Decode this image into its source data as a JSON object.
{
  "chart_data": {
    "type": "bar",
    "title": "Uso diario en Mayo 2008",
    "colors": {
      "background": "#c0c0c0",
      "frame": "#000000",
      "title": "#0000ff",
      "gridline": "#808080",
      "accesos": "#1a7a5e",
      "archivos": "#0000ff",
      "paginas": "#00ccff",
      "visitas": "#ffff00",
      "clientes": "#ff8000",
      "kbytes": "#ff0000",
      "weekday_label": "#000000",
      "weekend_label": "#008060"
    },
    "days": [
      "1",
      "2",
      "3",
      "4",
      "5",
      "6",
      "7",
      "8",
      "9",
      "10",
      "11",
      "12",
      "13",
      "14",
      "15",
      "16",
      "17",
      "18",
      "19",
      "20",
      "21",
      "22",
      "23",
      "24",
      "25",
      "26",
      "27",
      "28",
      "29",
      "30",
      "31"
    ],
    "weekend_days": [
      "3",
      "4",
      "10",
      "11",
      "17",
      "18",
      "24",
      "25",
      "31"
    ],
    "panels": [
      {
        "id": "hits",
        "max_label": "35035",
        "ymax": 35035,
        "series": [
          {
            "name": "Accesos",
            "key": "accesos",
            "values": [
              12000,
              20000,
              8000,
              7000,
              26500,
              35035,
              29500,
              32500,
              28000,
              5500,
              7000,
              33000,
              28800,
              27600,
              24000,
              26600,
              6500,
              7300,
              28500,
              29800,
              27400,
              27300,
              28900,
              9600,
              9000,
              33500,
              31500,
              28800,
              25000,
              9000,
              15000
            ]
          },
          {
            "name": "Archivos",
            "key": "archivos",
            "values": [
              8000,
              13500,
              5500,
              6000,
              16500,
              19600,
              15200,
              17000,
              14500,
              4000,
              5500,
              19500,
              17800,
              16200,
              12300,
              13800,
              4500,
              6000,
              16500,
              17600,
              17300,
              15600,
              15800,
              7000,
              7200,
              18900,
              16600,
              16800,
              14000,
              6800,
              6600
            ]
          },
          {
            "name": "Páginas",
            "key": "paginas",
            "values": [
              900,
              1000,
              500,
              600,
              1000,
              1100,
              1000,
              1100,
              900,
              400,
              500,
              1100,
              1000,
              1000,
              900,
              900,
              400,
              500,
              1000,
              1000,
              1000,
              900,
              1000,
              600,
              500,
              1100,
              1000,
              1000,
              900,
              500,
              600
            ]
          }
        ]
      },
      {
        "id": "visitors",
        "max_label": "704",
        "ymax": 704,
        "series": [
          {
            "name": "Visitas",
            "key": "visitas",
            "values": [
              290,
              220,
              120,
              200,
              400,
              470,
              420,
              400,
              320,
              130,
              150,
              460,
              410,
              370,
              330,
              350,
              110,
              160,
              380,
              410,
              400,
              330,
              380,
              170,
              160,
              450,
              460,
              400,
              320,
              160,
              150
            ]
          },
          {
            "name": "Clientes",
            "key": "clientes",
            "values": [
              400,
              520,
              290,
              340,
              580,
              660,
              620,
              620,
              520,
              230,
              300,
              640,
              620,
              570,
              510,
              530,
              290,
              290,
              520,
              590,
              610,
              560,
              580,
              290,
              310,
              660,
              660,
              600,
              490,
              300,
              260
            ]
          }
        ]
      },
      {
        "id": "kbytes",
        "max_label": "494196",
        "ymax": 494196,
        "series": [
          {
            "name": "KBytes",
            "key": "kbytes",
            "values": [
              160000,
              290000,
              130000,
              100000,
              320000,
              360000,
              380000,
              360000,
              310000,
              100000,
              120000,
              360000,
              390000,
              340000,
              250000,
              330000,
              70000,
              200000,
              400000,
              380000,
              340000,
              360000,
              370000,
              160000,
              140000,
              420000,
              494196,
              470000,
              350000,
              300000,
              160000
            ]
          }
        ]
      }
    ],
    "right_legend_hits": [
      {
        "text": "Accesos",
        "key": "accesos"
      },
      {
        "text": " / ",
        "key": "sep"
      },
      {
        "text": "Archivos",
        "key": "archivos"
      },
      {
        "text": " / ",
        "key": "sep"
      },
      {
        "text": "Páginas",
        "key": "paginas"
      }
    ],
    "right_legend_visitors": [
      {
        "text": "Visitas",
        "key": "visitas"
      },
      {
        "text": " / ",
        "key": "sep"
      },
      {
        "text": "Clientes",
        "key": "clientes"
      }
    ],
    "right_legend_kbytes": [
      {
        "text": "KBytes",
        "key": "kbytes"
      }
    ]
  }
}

※ ※ ※

Your instructions ::
Repeat each record in full; every line must match exactly.

Answer to this problem ::
Decode this image into its source data as a JSON object.
{
  "chart_data": {
    "type": "bar",
    "title": "Uso diario en Mayo 2008",
    "colors": {
      "background": "#c0c0c0",
      "frame": "#000000",
      "title": "#0000ff",
      "gridline": "#808080",
      "accesos": "#1a7a5e",
      "archivos": "#0000ff",
      "paginas": "#00ccff",
      "visitas": "#ffff00",
      "clientes": "#ff8000",
      "kbytes": "#ff0000",
      "weekday_label": "#000000",
      "weekend_label": "#008060"
    },
    "days": [
      "1",
      "2",
      "3",
      "4",
      "5",
      "6",
      "7",
      "8",
      "9",
      "10",
      "11",
      "12",
      "13",
      "14",
      "15",
      "16",
      "17",
      "18",
      "19",
      "20",
      "21",
      "22",
      "23",
      "24",
      "25",
      "26",
      "27",
      "28",
      "29",
      "30",
      "31"
    ],
    "weekend_days": [
      "3",
      "4",
      "10",
      "11",
      "17",
      "18",
      "24",
      "25",
      "31"
    ],
    "panels": [
      {
        "id": "hits",
        "max_label": "35035",
        "ymax": 35035,
        "series": [
          {
            "name": "Accesos",
            "key": "accesos",
            "values": [
              12000,
              20000,
              8000,
              7000,
              26500,
              35035,
              29500,
              32500,
              28000,
              5500,
              7000,
              33000,
              28800,
              27600,
              24000,
              26600,
              6500,
              7300,
              28500,
              29800,
              27400,
              27300,
              28900,
              9600,
              9000,
              33500,
              31500,
              28800,
              25000,
              9000,
              15000
            ]
          },
          {
            "name": "Archivos",
            "key": "archivos",
            "values": [
              8000,
              13500,
              5500,
              6000,
              16500,
              19600,
              15200,
              17000,
              14500,
              4000,
              5500,
              19500,
              17800,
              16200,
              12300,
              13800,
              4500,
              6000,
              16500,
              17600,
              17300,
              15600,
              15800,
              7000,
              7200,
              18900,
              16600,
              16800,
              14000,
              6800,
              6600
            ]
          },
          {
            "name": "Páginas",
            "key": "paginas",
            "values": [
              900,
              1000,
              500,
              600,
              1000,
              1100,
              1000,
              1100,
              900,
              400,
              500,
              1100,
              1000,
              1000,
              900,
              900,
              400,
              500,
              1000,
              1000,
              1000,
              900,
              1000,
              600,
              500,
              1100,
              1000,
              1000,
              900,
              500,
              600
            ]
          }
        ]
      },
      {
        "id": "visitors",
        "max_label": "704",
        "ymax": 704,
        "series": [
          {
            "name": "Visitas",
            "key": "visitas",
            "values": [
              290,
              220,
              120,
              200,
              400,
              470,
              420,
              400,
              320,
              130,
              150,
              460,
              410,
              370,
              330,
              350,
              110,
              160,
              380,
              410,
              400,
              330,
              380,
              170,
              160,
              450,
              460,
              400,
              320,
              160,
              150
            ]
          },
          {
            "name": "Clientes",
            "key": "clientes",
            "values": [
              400,
              520,
              290,
              340,
              580,
              660,
              620,
              620,
              520,
              230,
              300,
              640,
              620,
              570,
              510,
              530,
              290,
              290,
              520,
              590,
              610,
              560,
              580,
              290,
              310,
              660,
              660,
              600,
              490,
              300,
              260
            ]
          }
        ]
      },
      {
        "id": "kbytes",
        "max_label": "494196",
        "ymax": 494196,
        "series": [
          {
            "name": "KBytes",
            "key": "kbytes",
            "values": [
              160000,
              290000,
              130000,
              100000,
              320000,
              360000,
              380000,
              360000,
              310000,
              100000,
              120000,
              360000,
              390000,
              340000,
              250000,
              330000,
              70000,
              200000,
              400000,
              380000,
              340000,
              360000,
              370000,
              160000,
              140000,
              420000,
              494196,
              470000,
              350000,
              300000,
              160000
            ]
          }
        ]
      }
    ],
    "right_legend_hits": [
      {
        "text": "Accesos",
        "key": "accesos"
      },
      {
        "text": " / ",
        "key": "sep"
      },
      {
        "text": "Archivos",
        "key": "archivos"
      },
      {
        "text": " / ",
        "key": "sep"
      },
      {
        "text": "Páginas",
        "key": "paginas"
      }
    ],
    "right_legend_visitors": [
      {
        "text": "Visitas",
        "key": "visitas"
      },
      {
        "text": " / ",
        "key": "sep"
      },
      {
        "text": "Clientes",
        "key": "clientes"
      }
    ],
    "right_legend_kbytes": [
      {
        "text": "KBytes",
        "key": "kbytes"
      }
    ]
  }
}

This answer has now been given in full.